• [Set exercise] Both ends included, set down the lines from the line containing "Transcribe the text in this document." through the last line of the records below, without pictures.

• [Record excerpts]
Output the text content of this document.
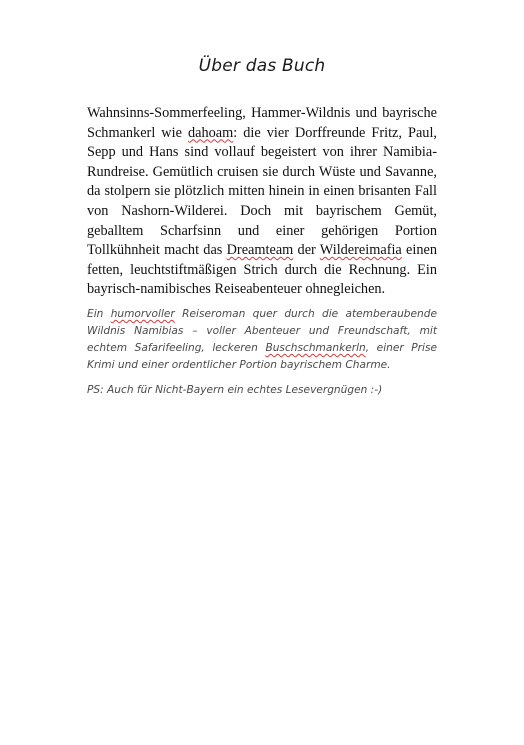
Über das Buch

Wahnsinns-Sommerfeeling, Hammer-Wildnis und bayrische Schmankerl wie dahoam: die vier Dorffreunde Fritz, Paul, Sepp und Hans sind vollauf begeistert von ihrer Namibia-Rundreise. Gemütlich cruisen sie durch Wüste und Savanne, da stolpern sie plötzlich mitten hinein in einen brisanten Fall von Nashorn-Wilderei. Doch mit bayrischem Gemüt, geballtem Scharfsinn und einer gehörigen Portion Tollkühnheit macht das Dreamteam der Wildereimafia einen fetten, leuchtstiftmäßigen Strich durch die Rechnung. Ein bayrisch-namibisches Reiseabenteuer ohnegleichen.

Ein humorvoller Reiseroman quer durch die atemberaubende Wildnis Namibias – voller Abenteuer und Freundschaft, mit echtem Safarifeeling, leckeren Buschschmankerln, einer Prise Krimi und einer ordentlicher Portion bayrischem Charme.

PS: Auch für Nicht-Bayern ein echtes Lesevergnügen :-)
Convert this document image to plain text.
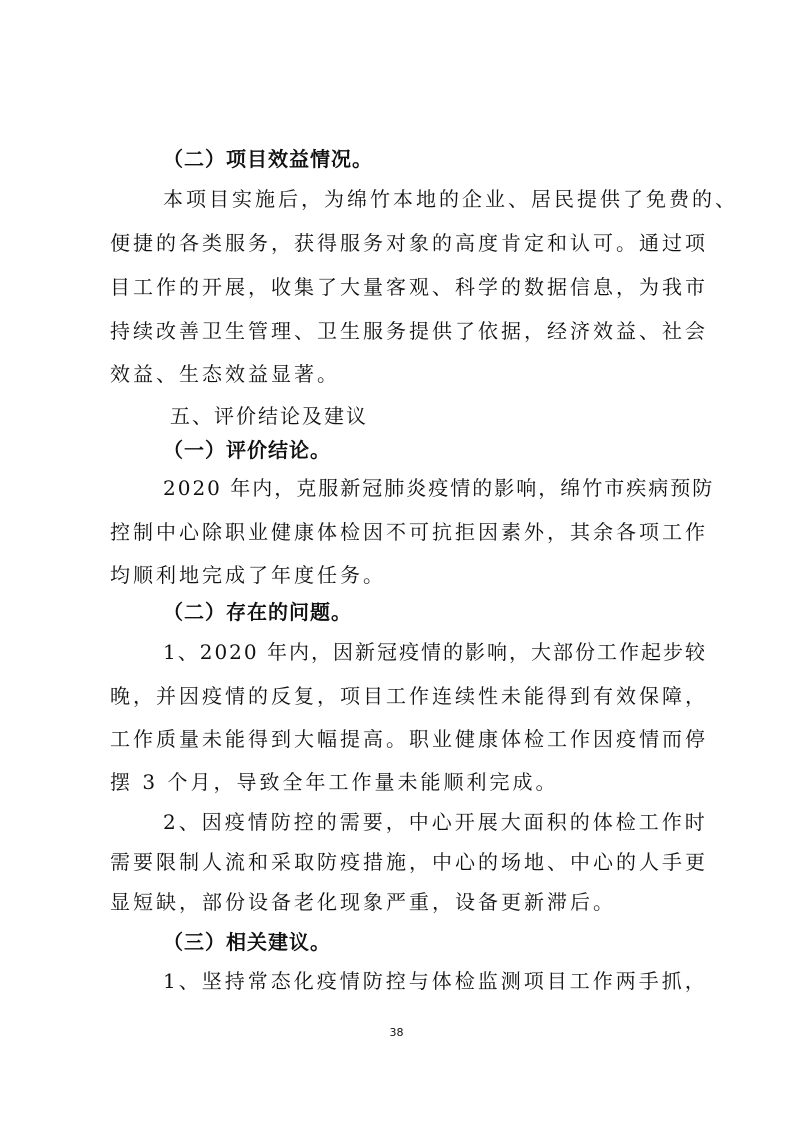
（二）项目效益情况。
本项目实施后，为绵竹本地的企业、居民提供了免费的、
便捷的各类服务，获得服务对象的高度肯定和认可。通过项
目工作的开展，收集了大量客观、科学的数据信息，为我市
持续改善卫生管理、卫生服务提供了依据，经济效益、社会
效益、生态效益显著。
五、评价结论及建议
（一）评价结论。
2020 年内，克服新冠肺炎疫情的影响，绵竹市疾病预防
控制中心除职业健康体检因不可抗拒因素外，其余各项工作
均顺利地完成了年度任务。
（二）存在的问题。
1、2020 年内，因新冠疫情的影响，大部份工作起步较
晚，并因疫情的反复，项目工作连续性未能得到有效保障，
工作质量未能得到大幅提高。职业健康体检工作因疫情而停
摆 3 个月，导致全年工作量未能顺利完成。
2、因疫情防控的需要，中心开展大面积的体检工作时
需要限制人流和采取防疫措施，中心的场地、中心的人手更
显短缺，部份设备老化现象严重，设备更新滞后。
（三）相关建议。
1、坚持常态化疫情防控与体检监测项目工作两手抓，
38
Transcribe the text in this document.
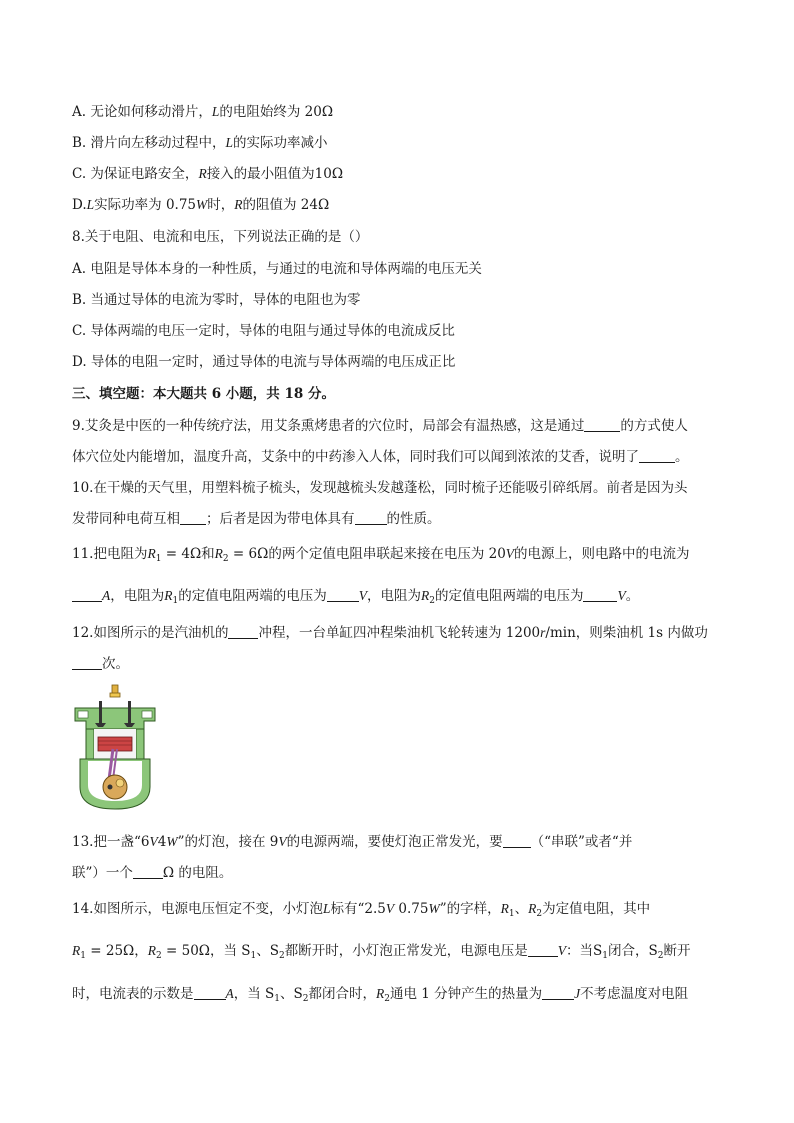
A. 无论如何移动滑片，L的电阻始终为 20Ω
B. 滑片向左移动过程中，L的实际功率减小
C. 为保证电路安全，R接入的最小阻值为10Ω
D.L实际功率为 0.75W时，R的阻值为 24Ω
8.关于电阻、电流和电压，下列说法正确的是（）
A. 电阻是导体本身的一种性质，与通过的电流和导体两端的电压无关
B. 当通过导体的电流为零时，导体的电阻也为零
C. 导体两端的电压一定时，导体的电阻与通过导体的电流成反比
D. 导体的电阻一定时，通过导体的电流与导体两端的电压成正比
三、填空题：本大题共 6 小题，共 18 分。
9.艾灸是中医的一种传统疗法，用艾条熏烤患者的穴位时，局部会有温热感，这是通过	的方式使人
体穴位处内能增加，温度升高，艾条中的中药渗入人体，同时我们可以闻到浓浓的艾香，说明了	。
10.在干燥的天气里，用塑料梳子梳头，发现越梳头发越蓬松，同时梳子还能吸引碎纸屑。前者是因为头
发带同种电荷互相 ；后者是因为带电体具有 的性质。
11.把电阻为$R_1 = 4\Omega$和$R_2 = 6\Omega$的两个定值电阻串联起来接在电压为 20V的电源上，则电路中的电流为
A，电阻为$R_1$的定值电阻两端的电压为 V，电阻为$R_2$的定值电阻两端的电压为	V。
12.如图所示的是汽油机的 冲程，一台单缸四冲程柴油机飞轮转速为 1200r/min，则柴油机 1s 内做功
次。
13.把一盏“6V4W”的灯泡，接在 9V的电源两端，要使灯泡正常发光，要 （“串联”或者“并
联”）一个 Ω 的电阻。
14.如图所示，电源电压恒定不变，小灯泡L标有“2.5V 0.75W”的字样，$R_1$、$R_2$为定值电阻，其中
$R_1 = 25\Omega$，$R_2 = 50\Omega$，当 $S_1$、$S_2$都断开时，小灯泡正常发光，电源电压是 V：当$S_1$闭合，$S_2$断开
时，电流表的示数是 A，当 $S_1$、$S_2$都闭合时，$R_2$通电 1 分钟产生的热量为 J不考虑温度对电阻
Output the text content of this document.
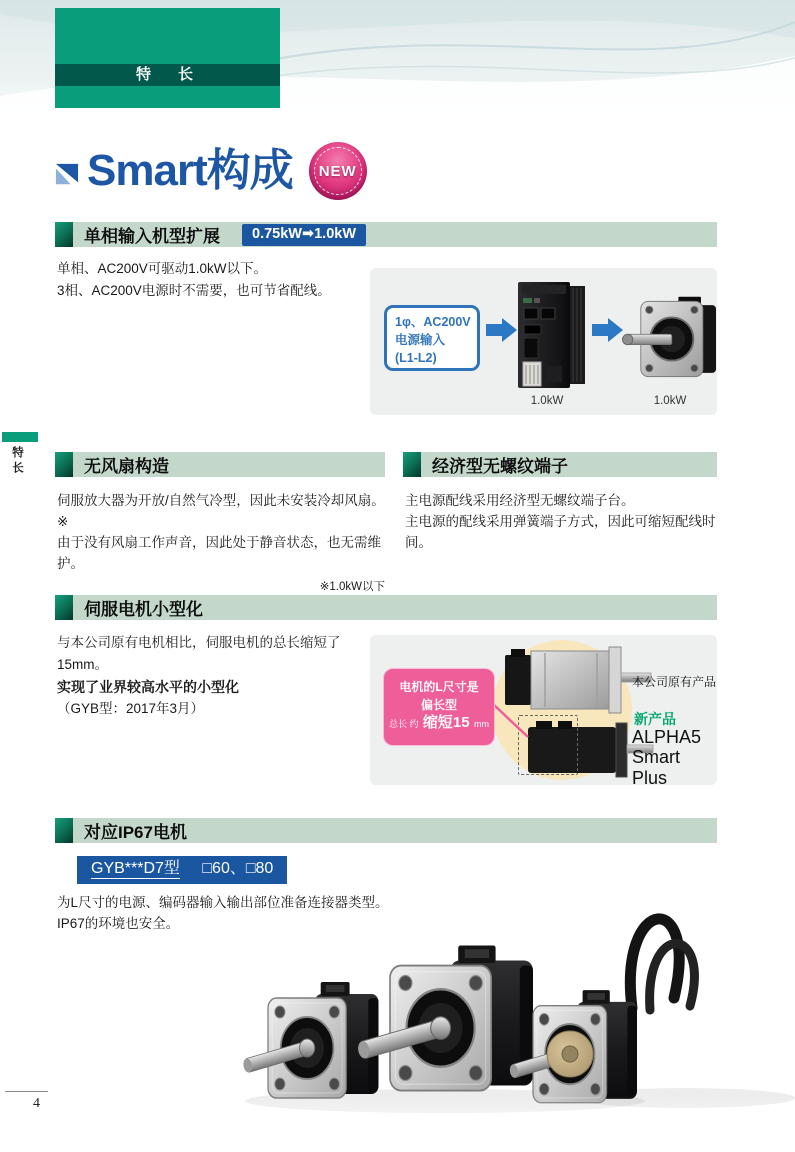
特　长
特长
Smart构成 NEW
单相输入机型扩展	0.75kW➡1.0kW
单相、AC200V可驱动1.0kW以下。
3相、AC200V电源时不需要，也可节省配线。
1φ、AC200V
电源输入
(L1-L2)
1.0kW	1.0kW
无风扇构造
伺服放大器为开放/自然气冷型，因此未安装冷却风扇。※
由于没有风扇工作声音，因此处于静音状态，也无需维
护。
※1.0kW以下
经济型无螺纹端子
主电源配线采用经济型无螺纹端子台。
主电源的配线采用弹簧端子方式，因此可缩短配线时
间。
伺服电机小型化
与本公司原有电机相比，伺服电机的总长缩短了
15mm。
实现了业界较高水平的小型化
（GYB型：2017年3月）
电机的L尺寸是
偏长型
总长 约 缩短15 mm
本公司原有产品
新产品
ALPHA5
Smart Plus
对应IP67电机
GYB***D7型 □60、□80
为L尺寸的电源、编码器输入输出部位准备连接器类型。
IP67的环境也安全。
4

• [The solution]
Transcribe the text in this document.
A. 无论如何移动滑片，L的电阻始终为 20Ω
B. 滑片向左移动过程中，L的实际功率减小
C. 为保证电路安全，R接入的最小阻值为10Ω
D.L实际功率为 0.75W时，R的阻值为 24Ω
8.关于电阻、电流和电压，下列说法正确的是（）
A. 电阻是导体本身的一种性质，与通过的电流和导体两端的电压无关
B. 当通过导体的电流为零时，导体的电阻也为零
C. 导体两端的电压一定时，导体的电阻与通过导体的电流成反比
D. 导体的电阻一定时，通过导体的电流与导体两端的电压成正比
三、填空题：本大题共 6 小题，共 18 分。
9.艾灸是中医的一种传统疗法，用艾条熏烤患者的穴位时，局部会有温热感，这是通过	的方式使人
体穴位处内能增加，温度升高，艾条中的中药渗入人体，同时我们可以闻到浓浓的艾香，说明了	。
10.在干燥的天气里，用塑料梳子梳头，发现越梳头发越蓬松，同时梳子还能吸引碎纸屑。前者是因为头
发带同种电荷互相 ；后者是因为带电体具有 的性质。
11.把电阻为$R_1 = 4\Omega$和$R_2 = 6\Omega$的两个定值电阻串联起来接在电压为 20V的电源上，则电路中的电流为
A，电阻为$R_1$的定值电阻两端的电压为 V，电阻为$R_2$的定值电阻两端的电压为	V。
12.如图所示的是汽油机的 冲程，一台单缸四冲程柴油机飞轮转速为 1200r/min，则柴油机 1s 内做功
次。
13.把一盏“6V4W”的灯泡，接在 9V的电源两端，要使灯泡正常发光，要 （“串联”或者“并
联”）一个 Ω 的电阻。
14.如图所示，电源电压恒定不变，小灯泡L标有“2.5V 0.75W”的字样，$R_1$、$R_2$为定值电阻，其中
$R_1 = 25\Omega$，$R_2 = 50\Omega$，当 $S_1$、$S_2$都断开时，小灯泡正常发光，电源电压是 V：当$S_1$闭合，$S_2$断开
时，电流表的示数是 A，当 $S_1$、$S_2$都闭合时，$R_2$通电 1 分钟产生的热量为 J不考虑温度对电阻
Output the text content of this document.
特　长
特长
Smart构成 NEW
单相输入机型扩展	0.75kW➡1.0kW
单相、AC200V可驱动1.0kW以下。
3相、AC200V电源时不需要，也可节省配线。
1φ、AC200V
电源输入
(L1-L2)
1.0kW	1.0kW
无风扇构造
伺服放大器为开放/自然气冷型，因此未安装冷却风扇。※
由于没有风扇工作声音，因此处于静音状态，也无需维
护。
※1.0kW以下
经济型无螺纹端子
主电源配线采用经济型无螺纹端子台。
主电源的配线采用弹簧端子方式，因此可缩短配线时
间。
伺服电机小型化
与本公司原有电机相比，伺服电机的总长缩短了
15mm。
实现了业界较高水平的小型化
（GYB型：2017年3月）
电机的L尺寸是
偏长型
总长 约 缩短15 mm
本公司原有产品
新产品
ALPHA5
Smart Plus
对应IP67电机
GYB***D7型 □60、□80
为L尺寸的电源、编码器输入输出部位准备连接器类型。
IP67的环境也安全。
4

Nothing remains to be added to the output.